# start of TEXT SHOWN

Just got to the point in Learning functions and did the end of chapter test and got it right, but then made a change in the function DoubleNumber changing the int from z to y expecting that the result would no longer be x2, but the function or program appears to x2 regardless of the DoubleNumber integer label?
Sorry for very basic question.

int DoubleNumber (int y)
{
return (y * 2);
}

int main()
{
using namespace std;
cout << "Enter a number: "; // ask user for a number
int z;
cin >> z; // read number from console and store it
cout << "You entered " << z << endl;
cout << DoubleNumber (z) << endl;
return 0;
}

So, your first version was



right? For your function (DoubleNumber), z is a local variable. The value of z in the main function is being passed by value, which means that the value of z (in main) won't change, but DoubleNumber will still "x2" whatever value you call it with and print it to the user. It doesn't matter what identifier you use as long as it's valid.

When you call a function it passes the value of the argument to the function's parameter. In the case of your function, what is happening is you are telling the compiler that you want to call DoubleNumber with the value contained in z passed to its parameter. Once execution passes to the function int y is created and initialized with the value that was contained in z and the function executes its code. (Note: this is for passing by value, passing by reference operates a bit differently.)

# end of TEXT SHOWN
# start of ENTRIES PROVIDED

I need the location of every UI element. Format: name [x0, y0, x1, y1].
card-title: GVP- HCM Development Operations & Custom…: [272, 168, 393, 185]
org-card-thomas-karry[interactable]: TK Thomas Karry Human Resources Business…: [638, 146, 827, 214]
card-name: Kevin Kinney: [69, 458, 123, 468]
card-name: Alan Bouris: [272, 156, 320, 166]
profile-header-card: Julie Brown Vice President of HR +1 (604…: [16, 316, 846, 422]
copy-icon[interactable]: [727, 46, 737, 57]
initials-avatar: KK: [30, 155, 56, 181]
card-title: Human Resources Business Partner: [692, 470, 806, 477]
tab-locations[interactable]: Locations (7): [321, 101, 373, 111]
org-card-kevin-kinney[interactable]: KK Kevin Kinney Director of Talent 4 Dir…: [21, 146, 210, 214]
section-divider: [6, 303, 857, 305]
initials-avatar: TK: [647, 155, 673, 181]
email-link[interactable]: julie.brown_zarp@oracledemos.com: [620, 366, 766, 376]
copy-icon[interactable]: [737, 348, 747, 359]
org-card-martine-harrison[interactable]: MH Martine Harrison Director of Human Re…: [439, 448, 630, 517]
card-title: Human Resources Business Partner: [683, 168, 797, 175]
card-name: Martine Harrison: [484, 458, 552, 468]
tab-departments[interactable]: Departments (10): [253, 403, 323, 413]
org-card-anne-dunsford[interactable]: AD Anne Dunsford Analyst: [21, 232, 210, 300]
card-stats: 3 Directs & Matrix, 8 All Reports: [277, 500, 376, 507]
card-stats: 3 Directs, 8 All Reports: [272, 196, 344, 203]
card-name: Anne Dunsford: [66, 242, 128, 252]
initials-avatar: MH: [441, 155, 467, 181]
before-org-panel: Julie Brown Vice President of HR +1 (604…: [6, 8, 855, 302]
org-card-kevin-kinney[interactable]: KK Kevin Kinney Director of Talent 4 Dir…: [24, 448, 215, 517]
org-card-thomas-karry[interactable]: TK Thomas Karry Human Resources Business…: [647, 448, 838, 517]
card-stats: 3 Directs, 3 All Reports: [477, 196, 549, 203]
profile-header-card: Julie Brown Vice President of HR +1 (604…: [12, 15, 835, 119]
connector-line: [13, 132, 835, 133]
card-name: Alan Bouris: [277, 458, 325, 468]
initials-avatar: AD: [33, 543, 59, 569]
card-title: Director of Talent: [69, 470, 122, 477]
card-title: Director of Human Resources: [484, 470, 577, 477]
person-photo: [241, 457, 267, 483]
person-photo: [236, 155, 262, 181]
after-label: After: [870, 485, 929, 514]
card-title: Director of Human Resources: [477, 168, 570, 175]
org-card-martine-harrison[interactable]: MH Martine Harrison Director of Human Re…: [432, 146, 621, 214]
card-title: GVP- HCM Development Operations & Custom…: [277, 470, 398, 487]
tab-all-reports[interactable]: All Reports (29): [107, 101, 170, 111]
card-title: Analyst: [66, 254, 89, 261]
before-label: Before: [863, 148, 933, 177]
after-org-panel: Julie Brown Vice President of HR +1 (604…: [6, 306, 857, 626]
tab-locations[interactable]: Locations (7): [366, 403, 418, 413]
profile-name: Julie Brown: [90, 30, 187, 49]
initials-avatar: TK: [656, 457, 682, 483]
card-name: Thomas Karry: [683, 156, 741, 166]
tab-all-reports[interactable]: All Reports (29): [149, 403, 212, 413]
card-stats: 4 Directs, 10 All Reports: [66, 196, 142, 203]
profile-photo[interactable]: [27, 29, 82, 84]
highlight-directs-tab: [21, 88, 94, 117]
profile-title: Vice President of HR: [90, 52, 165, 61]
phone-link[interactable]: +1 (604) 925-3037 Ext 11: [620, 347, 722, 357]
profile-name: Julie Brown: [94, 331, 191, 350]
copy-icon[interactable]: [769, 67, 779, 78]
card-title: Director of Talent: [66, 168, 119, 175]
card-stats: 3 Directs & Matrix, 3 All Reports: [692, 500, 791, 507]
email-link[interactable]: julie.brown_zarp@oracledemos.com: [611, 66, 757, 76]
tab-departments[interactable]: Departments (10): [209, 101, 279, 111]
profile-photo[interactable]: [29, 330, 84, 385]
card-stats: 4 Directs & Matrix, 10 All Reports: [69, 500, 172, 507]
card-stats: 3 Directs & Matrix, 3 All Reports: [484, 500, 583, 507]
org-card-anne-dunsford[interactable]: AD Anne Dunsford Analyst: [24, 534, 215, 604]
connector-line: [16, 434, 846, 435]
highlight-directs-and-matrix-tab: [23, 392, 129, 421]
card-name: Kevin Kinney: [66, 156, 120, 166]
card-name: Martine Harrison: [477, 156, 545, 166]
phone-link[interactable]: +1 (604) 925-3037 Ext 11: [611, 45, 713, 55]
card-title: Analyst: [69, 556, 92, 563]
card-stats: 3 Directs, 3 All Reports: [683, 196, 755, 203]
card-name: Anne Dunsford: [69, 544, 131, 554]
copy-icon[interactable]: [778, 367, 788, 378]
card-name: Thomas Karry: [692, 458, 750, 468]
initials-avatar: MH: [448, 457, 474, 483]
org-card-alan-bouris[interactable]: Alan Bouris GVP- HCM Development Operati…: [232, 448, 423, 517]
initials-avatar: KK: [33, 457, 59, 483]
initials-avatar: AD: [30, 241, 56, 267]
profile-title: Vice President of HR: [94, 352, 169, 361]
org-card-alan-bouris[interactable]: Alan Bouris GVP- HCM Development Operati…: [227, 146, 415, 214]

# end of ENTRIES PROVIDED

### [TASKS TO COMPLETE]
**1)** Answer these questions using the forum thread about the DoubleNumber function:
(a) What text does the program show the user before reading a number?
(b) According to the reply, how is the value of z in main passed to the function?
(c) What is created when execution passes to the function, and what value is it given?
**2)** Write out every statement in the code of the DoubleNumber thread that sends output to cout.

### [ANSWERS GIVEN]
**1)**
(a) "Enter a number: "
(b) By value, so the value of z in main doesn't change.
(c) int y is created and initialized with the value that was contained in z.

**2)**
cout << "Enter a number: ";
cout << "You entered " << z << endl;
cout << DoubleNumber (z) << endl;